__WHAT THE TASK ASKS__:
Below are entries; tally how many lines hold the string "个月可以完成" and answer with only that figure.

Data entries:
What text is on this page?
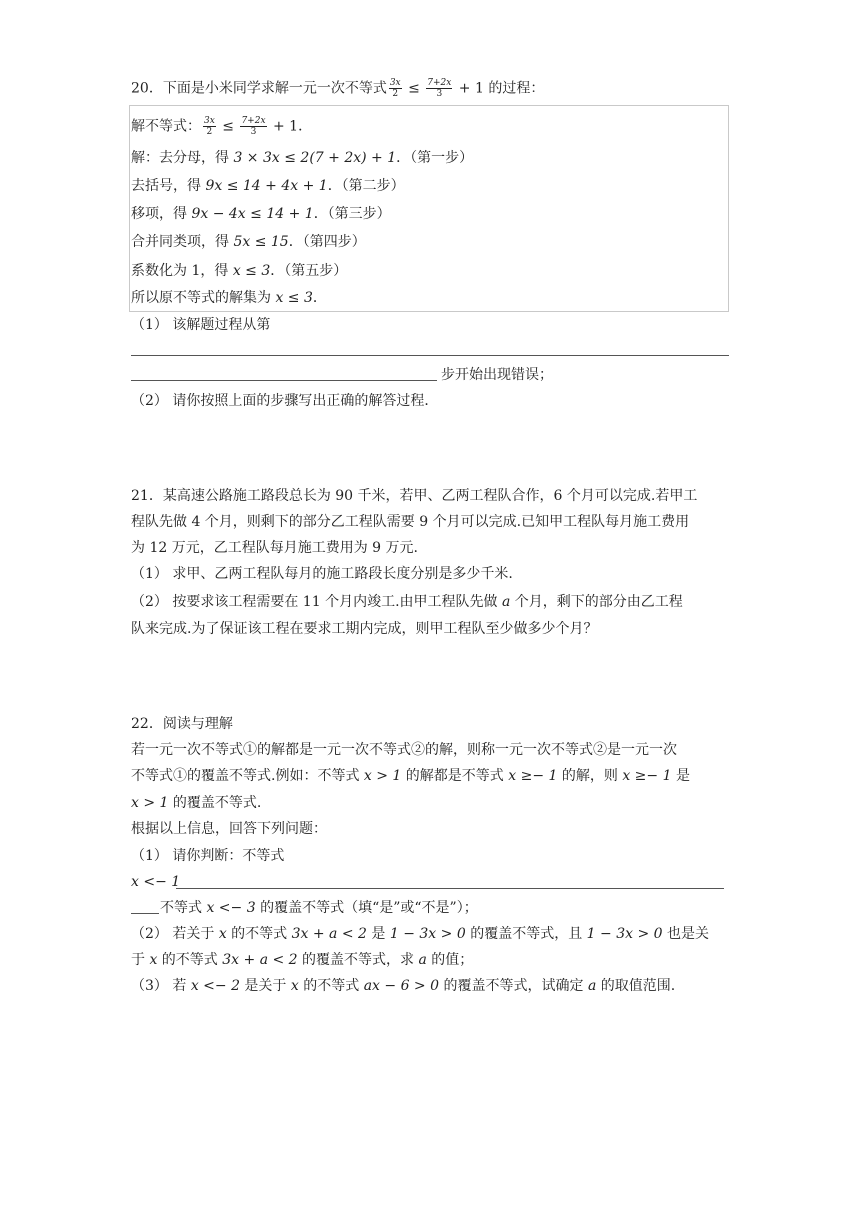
20．下面是小米同学求解一元一次不等式 $\frac{3x}{2} \le \frac{7+2x}{3} + 1$ 的过程：
解不等式： $\frac{3x}{2} \le \frac{7+2x}{3} + 1$．
解：去分母，得 3 × 3x ≤ 2(7 + 2x) + 1．（第一步）
去括号，得 9x ≤ 14 + 4x + 1．（第二步）
移项，得 9x − 4x ≤ 14 + 1．（第三步）
合并同类项，得 5x ≤ 15．（第四步）
系数化为 1，得 x ≤ 3．（第五步）
所以原不等式的解集为 x ≤ 3．
（1） 该解题过程从第
步开始出现错误；
（2） 请你按照上面的步骤写出正确的解答过程．
21．某高速公路施工路段总长为 90 千米，若甲、乙两工程队合作，6 个月可以完成.若甲工
程队先做 4 个月，则剩下的部分乙工程队需要 9 个月可以完成.已知甲工程队每月施工费用
为 12 万元，乙工程队每月施工费用为 9 万元.
（1） 求甲、乙两工程队每月的施工路段长度分别是多少千米.
（2） 按要求该工程需要在 11 个月内竣工.由甲工程队先做 a 个月，剩下的部分由乙工程
队来完成.为了保证该工程在要求工期内完成，则甲工程队至少做多少个月？
22．阅读与理解
若一元一次不等式①的解都是一元一次不等式②的解，则称一元一次不等式②是一元一次
不等式①的覆盖不等式.例如：不等式 x > 1 的解都是不等式 x ≥− 1 的解，则 x ≥− 1 是
x > 1 的覆盖不等式.
根据以上信息，回答下列问题：
（1） 请你判断：不等式
x <− 1
不等式 x <− 3 的覆盖不等式（填“是”或“不是”）；
（2） 若关于 x 的不等式 3x + a < 2 是 1 − 3x > 0 的覆盖不等式，且 1 − 3x > 0 也是关
于 x 的不等式 3x + a < 2 的覆盖不等式，求 a 的值；
（3） 若 x <− 2 是关于 x 的不等式 ax − 6 > 0 的覆盖不等式，试确定 a 的取值范围.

__RESULT OF THE TASK__:
2